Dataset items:
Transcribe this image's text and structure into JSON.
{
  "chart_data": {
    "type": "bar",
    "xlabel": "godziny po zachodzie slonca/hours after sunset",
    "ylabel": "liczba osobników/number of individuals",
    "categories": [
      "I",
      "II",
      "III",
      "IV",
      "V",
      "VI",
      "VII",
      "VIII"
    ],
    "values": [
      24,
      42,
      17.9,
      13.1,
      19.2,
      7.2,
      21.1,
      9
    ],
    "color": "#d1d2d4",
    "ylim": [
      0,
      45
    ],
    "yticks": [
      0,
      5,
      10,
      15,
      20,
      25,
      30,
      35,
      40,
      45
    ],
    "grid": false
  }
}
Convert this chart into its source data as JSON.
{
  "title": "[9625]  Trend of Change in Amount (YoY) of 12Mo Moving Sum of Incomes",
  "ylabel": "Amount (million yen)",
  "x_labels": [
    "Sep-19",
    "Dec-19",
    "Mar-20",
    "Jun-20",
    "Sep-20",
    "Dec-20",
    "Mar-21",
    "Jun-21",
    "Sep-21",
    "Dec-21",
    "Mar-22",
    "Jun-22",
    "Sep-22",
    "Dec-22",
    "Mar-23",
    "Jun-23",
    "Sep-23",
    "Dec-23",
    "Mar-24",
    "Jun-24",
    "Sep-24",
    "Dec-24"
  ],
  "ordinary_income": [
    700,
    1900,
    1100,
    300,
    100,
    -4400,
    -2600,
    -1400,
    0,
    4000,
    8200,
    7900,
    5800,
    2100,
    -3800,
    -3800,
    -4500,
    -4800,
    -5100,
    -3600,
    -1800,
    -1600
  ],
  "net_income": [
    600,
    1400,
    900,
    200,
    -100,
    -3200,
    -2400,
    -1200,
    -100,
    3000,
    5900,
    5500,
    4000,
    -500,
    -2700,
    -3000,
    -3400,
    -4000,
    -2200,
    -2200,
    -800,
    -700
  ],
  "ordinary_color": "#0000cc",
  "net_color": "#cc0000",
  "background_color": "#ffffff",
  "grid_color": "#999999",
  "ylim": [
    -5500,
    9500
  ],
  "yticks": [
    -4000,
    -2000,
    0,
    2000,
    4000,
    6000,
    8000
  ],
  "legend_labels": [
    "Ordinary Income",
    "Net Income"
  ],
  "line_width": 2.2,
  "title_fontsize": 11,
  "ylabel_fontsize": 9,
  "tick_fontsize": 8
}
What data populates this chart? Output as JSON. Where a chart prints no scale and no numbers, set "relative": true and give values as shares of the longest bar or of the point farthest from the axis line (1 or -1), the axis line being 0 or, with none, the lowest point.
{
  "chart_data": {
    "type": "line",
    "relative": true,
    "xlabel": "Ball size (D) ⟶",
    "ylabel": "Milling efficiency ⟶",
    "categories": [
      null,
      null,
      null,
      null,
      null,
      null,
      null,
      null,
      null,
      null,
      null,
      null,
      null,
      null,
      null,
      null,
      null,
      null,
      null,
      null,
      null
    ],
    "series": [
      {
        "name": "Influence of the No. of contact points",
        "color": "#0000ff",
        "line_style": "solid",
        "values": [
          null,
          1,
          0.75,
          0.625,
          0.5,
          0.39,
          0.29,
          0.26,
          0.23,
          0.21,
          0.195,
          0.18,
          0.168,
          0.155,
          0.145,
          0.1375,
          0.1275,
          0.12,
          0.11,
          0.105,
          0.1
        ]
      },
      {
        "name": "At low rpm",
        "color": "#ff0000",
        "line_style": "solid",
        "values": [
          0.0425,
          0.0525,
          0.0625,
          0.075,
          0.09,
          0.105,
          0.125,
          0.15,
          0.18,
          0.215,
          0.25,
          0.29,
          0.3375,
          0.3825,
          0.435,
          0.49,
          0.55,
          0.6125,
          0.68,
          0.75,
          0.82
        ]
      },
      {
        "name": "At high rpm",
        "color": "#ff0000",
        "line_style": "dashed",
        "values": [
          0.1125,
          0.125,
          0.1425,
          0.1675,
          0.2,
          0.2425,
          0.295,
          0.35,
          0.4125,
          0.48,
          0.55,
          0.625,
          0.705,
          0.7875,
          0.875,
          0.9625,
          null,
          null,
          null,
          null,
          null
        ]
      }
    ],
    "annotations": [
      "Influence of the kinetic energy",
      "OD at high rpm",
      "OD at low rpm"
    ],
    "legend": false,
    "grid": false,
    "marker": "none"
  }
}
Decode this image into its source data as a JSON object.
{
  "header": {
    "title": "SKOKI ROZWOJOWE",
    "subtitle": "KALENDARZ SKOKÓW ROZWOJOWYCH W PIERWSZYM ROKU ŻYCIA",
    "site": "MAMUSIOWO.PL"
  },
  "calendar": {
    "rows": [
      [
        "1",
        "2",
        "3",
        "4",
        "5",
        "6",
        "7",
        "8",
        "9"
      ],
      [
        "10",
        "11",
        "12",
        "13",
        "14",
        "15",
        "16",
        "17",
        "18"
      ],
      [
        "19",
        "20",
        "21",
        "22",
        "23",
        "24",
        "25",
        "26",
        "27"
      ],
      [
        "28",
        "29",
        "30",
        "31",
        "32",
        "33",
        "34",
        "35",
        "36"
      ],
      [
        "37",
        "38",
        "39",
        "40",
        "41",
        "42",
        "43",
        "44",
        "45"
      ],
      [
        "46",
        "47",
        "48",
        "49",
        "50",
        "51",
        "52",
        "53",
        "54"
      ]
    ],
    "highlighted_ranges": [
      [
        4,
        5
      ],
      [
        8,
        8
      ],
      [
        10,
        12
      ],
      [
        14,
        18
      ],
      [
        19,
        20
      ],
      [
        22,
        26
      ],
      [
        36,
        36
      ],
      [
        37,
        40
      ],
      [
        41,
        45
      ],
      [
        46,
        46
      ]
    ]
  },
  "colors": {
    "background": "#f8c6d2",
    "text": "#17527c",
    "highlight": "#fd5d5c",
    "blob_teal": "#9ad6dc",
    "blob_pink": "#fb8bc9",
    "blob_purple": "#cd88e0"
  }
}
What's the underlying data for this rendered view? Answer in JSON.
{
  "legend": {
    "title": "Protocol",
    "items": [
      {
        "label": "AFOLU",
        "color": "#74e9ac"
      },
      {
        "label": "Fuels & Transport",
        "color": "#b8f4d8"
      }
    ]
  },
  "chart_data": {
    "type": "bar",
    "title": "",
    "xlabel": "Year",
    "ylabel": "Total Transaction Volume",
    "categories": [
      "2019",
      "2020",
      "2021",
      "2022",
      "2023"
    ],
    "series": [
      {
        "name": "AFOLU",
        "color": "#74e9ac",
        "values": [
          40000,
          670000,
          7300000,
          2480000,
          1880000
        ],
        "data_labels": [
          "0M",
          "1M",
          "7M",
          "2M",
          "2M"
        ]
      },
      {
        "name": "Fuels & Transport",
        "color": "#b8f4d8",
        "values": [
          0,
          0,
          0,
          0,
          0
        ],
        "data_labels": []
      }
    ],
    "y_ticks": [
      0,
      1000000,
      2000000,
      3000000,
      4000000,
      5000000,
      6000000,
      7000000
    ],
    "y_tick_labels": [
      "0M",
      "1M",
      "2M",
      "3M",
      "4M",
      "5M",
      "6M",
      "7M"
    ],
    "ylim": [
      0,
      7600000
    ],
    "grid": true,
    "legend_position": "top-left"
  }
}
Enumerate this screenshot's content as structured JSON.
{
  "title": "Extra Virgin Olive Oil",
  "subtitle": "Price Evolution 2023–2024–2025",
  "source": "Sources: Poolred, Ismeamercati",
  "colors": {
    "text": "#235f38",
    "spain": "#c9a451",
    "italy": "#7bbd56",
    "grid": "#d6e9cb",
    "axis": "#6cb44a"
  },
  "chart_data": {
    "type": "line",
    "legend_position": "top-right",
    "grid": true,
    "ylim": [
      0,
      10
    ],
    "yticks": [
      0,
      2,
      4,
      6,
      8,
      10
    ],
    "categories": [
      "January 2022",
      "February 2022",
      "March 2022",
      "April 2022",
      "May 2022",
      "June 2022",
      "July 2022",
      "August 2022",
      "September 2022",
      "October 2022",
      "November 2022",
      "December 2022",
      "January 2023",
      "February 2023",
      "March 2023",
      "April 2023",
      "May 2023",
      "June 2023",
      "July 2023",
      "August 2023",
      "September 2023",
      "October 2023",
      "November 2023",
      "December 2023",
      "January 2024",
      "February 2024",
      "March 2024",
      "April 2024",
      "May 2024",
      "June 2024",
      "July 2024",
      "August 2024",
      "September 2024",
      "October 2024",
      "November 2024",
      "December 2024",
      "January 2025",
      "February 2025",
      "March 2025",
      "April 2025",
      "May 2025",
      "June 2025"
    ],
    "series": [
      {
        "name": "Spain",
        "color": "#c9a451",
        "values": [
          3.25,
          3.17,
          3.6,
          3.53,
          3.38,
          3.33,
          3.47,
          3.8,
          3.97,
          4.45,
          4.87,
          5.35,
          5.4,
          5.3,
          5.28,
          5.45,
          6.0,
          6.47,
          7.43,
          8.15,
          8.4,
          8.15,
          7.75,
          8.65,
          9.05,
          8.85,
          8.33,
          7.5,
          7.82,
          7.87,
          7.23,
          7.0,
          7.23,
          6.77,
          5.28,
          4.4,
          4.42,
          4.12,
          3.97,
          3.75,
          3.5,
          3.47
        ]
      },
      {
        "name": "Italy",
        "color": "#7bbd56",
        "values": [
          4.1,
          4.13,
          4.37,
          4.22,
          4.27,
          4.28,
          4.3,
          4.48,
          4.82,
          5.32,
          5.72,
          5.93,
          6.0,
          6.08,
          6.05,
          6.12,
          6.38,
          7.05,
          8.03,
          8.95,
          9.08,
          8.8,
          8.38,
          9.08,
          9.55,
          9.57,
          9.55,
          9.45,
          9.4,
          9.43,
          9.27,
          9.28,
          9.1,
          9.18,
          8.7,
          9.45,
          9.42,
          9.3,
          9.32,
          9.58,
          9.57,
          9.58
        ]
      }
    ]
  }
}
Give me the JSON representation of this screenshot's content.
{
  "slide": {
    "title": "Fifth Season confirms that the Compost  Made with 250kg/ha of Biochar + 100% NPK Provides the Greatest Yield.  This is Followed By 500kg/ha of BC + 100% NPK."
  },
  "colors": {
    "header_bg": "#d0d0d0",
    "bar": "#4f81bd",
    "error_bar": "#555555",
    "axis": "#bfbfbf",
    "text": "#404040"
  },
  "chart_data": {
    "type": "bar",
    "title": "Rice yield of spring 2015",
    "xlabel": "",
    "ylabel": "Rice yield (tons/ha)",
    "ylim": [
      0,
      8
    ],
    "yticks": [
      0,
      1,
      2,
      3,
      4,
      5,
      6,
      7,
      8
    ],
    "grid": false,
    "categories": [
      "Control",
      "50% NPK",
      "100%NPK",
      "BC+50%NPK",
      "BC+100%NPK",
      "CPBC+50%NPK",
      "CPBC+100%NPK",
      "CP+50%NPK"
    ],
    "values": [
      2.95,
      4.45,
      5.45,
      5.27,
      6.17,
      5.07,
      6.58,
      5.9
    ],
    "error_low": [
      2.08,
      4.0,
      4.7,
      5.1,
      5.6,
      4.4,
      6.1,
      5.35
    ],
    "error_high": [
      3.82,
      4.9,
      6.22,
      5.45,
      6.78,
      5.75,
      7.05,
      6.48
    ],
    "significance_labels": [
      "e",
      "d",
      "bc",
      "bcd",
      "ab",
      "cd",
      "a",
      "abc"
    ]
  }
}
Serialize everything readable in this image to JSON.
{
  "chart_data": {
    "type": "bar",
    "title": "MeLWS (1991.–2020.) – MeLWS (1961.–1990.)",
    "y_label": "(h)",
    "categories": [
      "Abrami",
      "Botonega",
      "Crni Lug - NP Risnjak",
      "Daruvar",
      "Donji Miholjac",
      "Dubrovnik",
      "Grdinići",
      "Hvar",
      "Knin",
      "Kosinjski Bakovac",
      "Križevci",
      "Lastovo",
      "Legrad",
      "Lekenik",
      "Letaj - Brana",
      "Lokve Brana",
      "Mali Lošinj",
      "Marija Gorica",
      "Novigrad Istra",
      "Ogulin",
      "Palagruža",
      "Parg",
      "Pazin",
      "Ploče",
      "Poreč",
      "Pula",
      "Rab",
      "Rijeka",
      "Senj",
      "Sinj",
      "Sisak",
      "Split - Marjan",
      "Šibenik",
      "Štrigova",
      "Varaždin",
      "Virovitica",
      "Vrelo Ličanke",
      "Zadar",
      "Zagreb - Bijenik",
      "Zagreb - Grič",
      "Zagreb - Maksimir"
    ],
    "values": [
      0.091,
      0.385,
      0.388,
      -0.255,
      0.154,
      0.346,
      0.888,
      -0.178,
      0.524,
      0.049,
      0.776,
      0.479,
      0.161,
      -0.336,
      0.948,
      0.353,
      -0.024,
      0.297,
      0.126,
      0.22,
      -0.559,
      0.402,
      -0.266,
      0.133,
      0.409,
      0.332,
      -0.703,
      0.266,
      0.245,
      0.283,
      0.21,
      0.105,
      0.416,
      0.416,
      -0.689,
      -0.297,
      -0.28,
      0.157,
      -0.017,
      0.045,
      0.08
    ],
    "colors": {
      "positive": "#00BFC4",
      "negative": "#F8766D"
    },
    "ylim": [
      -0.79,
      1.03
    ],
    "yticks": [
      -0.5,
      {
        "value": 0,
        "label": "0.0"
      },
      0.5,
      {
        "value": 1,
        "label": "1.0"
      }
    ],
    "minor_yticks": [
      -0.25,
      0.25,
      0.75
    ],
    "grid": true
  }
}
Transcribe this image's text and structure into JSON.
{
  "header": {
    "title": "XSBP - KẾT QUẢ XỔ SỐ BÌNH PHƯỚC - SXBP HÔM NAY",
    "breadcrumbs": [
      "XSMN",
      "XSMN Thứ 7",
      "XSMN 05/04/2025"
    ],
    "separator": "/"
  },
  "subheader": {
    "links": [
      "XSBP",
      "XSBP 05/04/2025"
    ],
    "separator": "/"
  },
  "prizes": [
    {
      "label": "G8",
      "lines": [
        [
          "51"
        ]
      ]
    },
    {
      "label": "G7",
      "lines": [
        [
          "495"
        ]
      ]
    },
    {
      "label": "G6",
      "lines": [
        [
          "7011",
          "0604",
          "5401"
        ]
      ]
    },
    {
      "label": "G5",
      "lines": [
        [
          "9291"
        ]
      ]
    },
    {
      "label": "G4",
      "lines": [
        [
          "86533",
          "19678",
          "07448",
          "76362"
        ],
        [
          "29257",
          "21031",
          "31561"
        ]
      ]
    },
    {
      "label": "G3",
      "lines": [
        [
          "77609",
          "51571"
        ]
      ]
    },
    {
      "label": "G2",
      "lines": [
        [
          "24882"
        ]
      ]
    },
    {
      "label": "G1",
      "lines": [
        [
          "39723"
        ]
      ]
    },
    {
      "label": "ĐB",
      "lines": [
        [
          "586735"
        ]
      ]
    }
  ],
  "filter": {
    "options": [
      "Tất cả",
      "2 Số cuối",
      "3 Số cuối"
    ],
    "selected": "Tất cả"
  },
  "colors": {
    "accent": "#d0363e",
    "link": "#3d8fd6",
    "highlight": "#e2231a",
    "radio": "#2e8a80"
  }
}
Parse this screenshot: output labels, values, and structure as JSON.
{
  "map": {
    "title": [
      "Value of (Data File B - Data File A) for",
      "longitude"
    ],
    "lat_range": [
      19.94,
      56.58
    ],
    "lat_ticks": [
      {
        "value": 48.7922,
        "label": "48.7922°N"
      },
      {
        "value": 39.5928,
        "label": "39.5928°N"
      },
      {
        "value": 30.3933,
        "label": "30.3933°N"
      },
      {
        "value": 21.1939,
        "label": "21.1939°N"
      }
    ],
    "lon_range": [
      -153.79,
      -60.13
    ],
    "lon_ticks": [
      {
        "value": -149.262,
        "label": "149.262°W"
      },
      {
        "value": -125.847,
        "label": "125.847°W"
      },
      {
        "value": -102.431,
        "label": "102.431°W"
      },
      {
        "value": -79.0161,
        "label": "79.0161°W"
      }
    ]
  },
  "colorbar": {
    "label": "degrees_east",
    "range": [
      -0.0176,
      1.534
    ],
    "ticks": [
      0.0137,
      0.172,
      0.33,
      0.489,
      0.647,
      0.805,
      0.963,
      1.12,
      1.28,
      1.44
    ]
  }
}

### EXERCISE GOAL
Extract the closing run of lines, starting with the one containing "Parse this screenshot: output" and ending at the last, exactly as written.

### RESULT FOR THIS TASK
Parse this screenshot: output labels, values, and structure as JSON.
{
  "map": {
    "title": [
      "Value of (Data File B - Data File A) for",
      "longitude"
    ],
    "lat_range": [
      19.94,
      56.58
    ],
    "lat_ticks": [
      {
        "value": 48.7922,
        "label": "48.7922°N"
      },
      {
        "value": 39.5928,
        "label": "39.5928°N"
      },
      {
        "value": 30.3933,
        "label": "30.3933°N"
      },
      {
        "value": 21.1939,
        "label": "21.1939°N"
      }
    ],
    "lon_range": [
      -153.79,
      -60.13
    ],
    "lon_ticks": [
      {
        "value": -149.262,
        "label": "149.262°W"
      },
      {
        "value": -125.847,
        "label": "125.847°W"
      },
      {
        "value": -102.431,
        "label": "102.431°W"
      },
      {
        "value": -79.0161,
        "label": "79.0161°W"
      }
    ]
  },
  "colorbar": {
    "label": "degrees_east",
    "range": [
      -0.0176,
      1.534
    ],
    "ticks": [
      0.0137,
      0.172,
      0.33,
      0.489,
      0.647,
      0.805,
      0.963,
      1.12,
      1.28,
      1.44
    ]
  }
}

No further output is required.